(Material for this task Opens)

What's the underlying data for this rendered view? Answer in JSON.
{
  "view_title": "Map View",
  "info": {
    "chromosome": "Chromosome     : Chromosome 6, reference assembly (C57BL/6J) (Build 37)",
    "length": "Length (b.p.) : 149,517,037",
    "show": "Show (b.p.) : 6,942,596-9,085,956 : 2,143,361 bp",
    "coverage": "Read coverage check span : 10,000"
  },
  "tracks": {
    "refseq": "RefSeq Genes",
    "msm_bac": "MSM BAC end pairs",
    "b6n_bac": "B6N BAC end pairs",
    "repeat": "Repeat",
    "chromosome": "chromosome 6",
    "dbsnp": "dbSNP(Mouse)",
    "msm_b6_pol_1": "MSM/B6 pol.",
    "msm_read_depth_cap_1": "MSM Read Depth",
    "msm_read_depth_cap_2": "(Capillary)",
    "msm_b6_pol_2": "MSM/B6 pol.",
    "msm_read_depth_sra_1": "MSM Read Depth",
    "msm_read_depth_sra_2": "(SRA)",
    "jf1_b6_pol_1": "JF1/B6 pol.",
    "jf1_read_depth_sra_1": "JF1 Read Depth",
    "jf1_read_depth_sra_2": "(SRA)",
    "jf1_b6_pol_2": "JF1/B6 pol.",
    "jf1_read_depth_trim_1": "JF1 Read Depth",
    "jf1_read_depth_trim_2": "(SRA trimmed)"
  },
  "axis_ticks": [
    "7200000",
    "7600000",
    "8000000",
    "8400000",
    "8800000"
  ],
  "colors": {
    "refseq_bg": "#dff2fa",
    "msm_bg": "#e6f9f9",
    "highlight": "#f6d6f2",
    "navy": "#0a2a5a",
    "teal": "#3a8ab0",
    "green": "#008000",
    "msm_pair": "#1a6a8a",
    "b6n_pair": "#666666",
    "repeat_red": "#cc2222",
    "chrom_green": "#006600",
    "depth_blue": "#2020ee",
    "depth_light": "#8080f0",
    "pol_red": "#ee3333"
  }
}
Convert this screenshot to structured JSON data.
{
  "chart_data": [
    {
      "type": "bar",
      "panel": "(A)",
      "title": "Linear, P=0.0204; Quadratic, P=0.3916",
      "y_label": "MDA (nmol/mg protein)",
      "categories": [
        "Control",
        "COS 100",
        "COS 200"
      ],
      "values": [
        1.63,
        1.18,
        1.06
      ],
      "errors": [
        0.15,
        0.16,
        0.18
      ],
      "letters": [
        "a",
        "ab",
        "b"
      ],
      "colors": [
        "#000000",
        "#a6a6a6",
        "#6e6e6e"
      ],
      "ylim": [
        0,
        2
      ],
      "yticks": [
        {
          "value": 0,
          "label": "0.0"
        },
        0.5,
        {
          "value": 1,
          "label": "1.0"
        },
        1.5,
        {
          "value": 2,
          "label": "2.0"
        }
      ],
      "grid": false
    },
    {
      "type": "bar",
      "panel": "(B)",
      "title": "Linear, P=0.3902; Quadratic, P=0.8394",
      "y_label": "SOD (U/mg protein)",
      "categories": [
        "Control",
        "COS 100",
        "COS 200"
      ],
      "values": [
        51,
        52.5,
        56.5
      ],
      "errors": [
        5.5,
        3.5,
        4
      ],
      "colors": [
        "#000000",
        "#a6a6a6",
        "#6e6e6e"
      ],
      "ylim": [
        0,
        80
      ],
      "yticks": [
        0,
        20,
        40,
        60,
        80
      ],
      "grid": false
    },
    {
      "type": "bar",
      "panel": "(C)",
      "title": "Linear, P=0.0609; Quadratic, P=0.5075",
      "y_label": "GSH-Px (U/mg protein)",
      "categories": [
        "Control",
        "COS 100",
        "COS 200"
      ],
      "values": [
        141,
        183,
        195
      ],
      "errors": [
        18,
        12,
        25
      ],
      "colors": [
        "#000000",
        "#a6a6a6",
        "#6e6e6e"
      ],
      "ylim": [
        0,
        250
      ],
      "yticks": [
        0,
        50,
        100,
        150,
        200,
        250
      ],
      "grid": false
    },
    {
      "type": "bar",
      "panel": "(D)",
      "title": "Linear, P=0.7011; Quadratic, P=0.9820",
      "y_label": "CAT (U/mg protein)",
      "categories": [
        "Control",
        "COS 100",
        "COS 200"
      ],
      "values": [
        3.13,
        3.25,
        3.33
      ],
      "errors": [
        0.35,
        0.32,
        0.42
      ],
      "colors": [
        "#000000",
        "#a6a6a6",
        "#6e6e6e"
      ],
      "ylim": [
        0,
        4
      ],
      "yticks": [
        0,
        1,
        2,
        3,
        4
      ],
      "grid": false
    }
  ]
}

(Material for this task Closes)

The task: Exactly as they appear above, copy out all the records.

Task solution:
What's the underlying data for this rendered view? Answer in JSON.
{
  "view_title": "Map View",
  "info": {
    "chromosome": "Chromosome     : Chromosome 6, reference assembly (C57BL/6J) (Build 37)",
    "length": "Length (b.p.) : 149,517,037",
    "show": "Show (b.p.) : 6,942,596-9,085,956 : 2,143,361 bp",
    "coverage": "Read coverage check span : 10,000"
  },
  "tracks": {
    "refseq": "RefSeq Genes",
    "msm_bac": "MSM BAC end pairs",
    "b6n_bac": "B6N BAC end pairs",
    "repeat": "Repeat",
    "chromosome": "chromosome 6",
    "dbsnp": "dbSNP(Mouse)",
    "msm_b6_pol_1": "MSM/B6 pol.",
    "msm_read_depth_cap_1": "MSM Read Depth",
    "msm_read_depth_cap_2": "(Capillary)",
    "msm_b6_pol_2": "MSM/B6 pol.",
    "msm_read_depth_sra_1": "MSM Read Depth",
    "msm_read_depth_sra_2": "(SRA)",
    "jf1_b6_pol_1": "JF1/B6 pol.",
    "jf1_read_depth_sra_1": "JF1 Read Depth",
    "jf1_read_depth_sra_2": "(SRA)",
    "jf1_b6_pol_2": "JF1/B6 pol.",
    "jf1_read_depth_trim_1": "JF1 Read Depth",
    "jf1_read_depth_trim_2": "(SRA trimmed)"
  },
  "axis_ticks": [
    "7200000",
    "7600000",
    "8000000",
    "8400000",
    "8800000"
  ],
  "colors": {
    "refseq_bg": "#dff2fa",
    "msm_bg": "#e6f9f9",
    "highlight": "#f6d6f2",
    "navy": "#0a2a5a",
    "teal": "#3a8ab0",
    "green": "#008000",
    "msm_pair": "#1a6a8a",
    "b6n_pair": "#666666",
    "repeat_red": "#cc2222",
    "chrom_green": "#006600",
    "depth_blue": "#2020ee",
    "depth_light": "#8080f0",
    "pol_red": "#ee3333"
  }
}
Convert this screenshot to structured JSON data.
{
  "chart_data": [
    {
      "type": "bar",
      "panel": "(A)",
      "title": "Linear, P=0.0204; Quadratic, P=0.3916",
      "y_label": "MDA (nmol/mg protein)",
      "categories": [
        "Control",
        "COS 100",
        "COS 200"
      ],
      "values": [
        1.63,
        1.18,
        1.06
      ],
      "errors": [
        0.15,
        0.16,
        0.18
      ],
      "letters": [
        "a",
        "ab",
        "b"
      ],
      "colors": [
        "#000000",
        "#a6a6a6",
        "#6e6e6e"
      ],
      "ylim": [
        0,
        2
      ],
      "yticks": [
        {
          "value": 0,
          "label": "0.0"
        },
        0.5,
        {
          "value": 1,
          "label": "1.0"
        },
        1.5,
        {
          "value": 2,
          "label": "2.0"
        }
      ],
      "grid": false
    },
    {
      "type": "bar",
      "panel": "(B)",
      "title": "Linear, P=0.3902; Quadratic, P=0.8394",
      "y_label": "SOD (U/mg protein)",
      "categories": [
        "Control",
        "COS 100",
        "COS 200"
      ],
      "values": [
        51,
        52.5,
        56.5
      ],
      "errors": [
        5.5,
        3.5,
        4
      ],
      "colors": [
        "#000000",
        "#a6a6a6",
        "#6e6e6e"
      ],
      "ylim": [
        0,
        80
      ],
      "yticks": [
        0,
        20,
        40,
        60,
        80
      ],
      "grid": false
    },
    {
      "type": "bar",
      "panel": "(C)",
      "title": "Linear, P=0.0609; Quadratic, P=0.5075",
      "y_label": "GSH-Px (U/mg protein)",
      "categories": [
        "Control",
        "COS 100",
        "COS 200"
      ],
      "values": [
        141,
        183,
        195
      ],
      "errors": [
        18,
        12,
        25
      ],
      "colors": [
        "#000000",
        "#a6a6a6",
        "#6e6e6e"
      ],
      "ylim": [
        0,
        250
      ],
      "yticks": [
        0,
        50,
        100,
        150,
        200,
        250
      ],
      "grid": false
    },
    {
      "type": "bar",
      "panel": "(D)",
      "title": "Linear, P=0.7011; Quadratic, P=0.9820",
      "y_label": "CAT (U/mg protein)",
      "categories": [
        "Control",
        "COS 100",
        "COS 200"
      ],
      "values": [
        3.13,
        3.25,
        3.33
      ],
      "errors": [
        0.35,
        0.32,
        0.42
      ],
      "colors": [
        "#000000",
        "#a6a6a6",
        "#6e6e6e"
      ],
      "ylim": [
        0,
        4
      ],
      "yticks": [
        0,
        1,
        2,
        3,
        4
      ],
      "grid": false
    }
  ]
}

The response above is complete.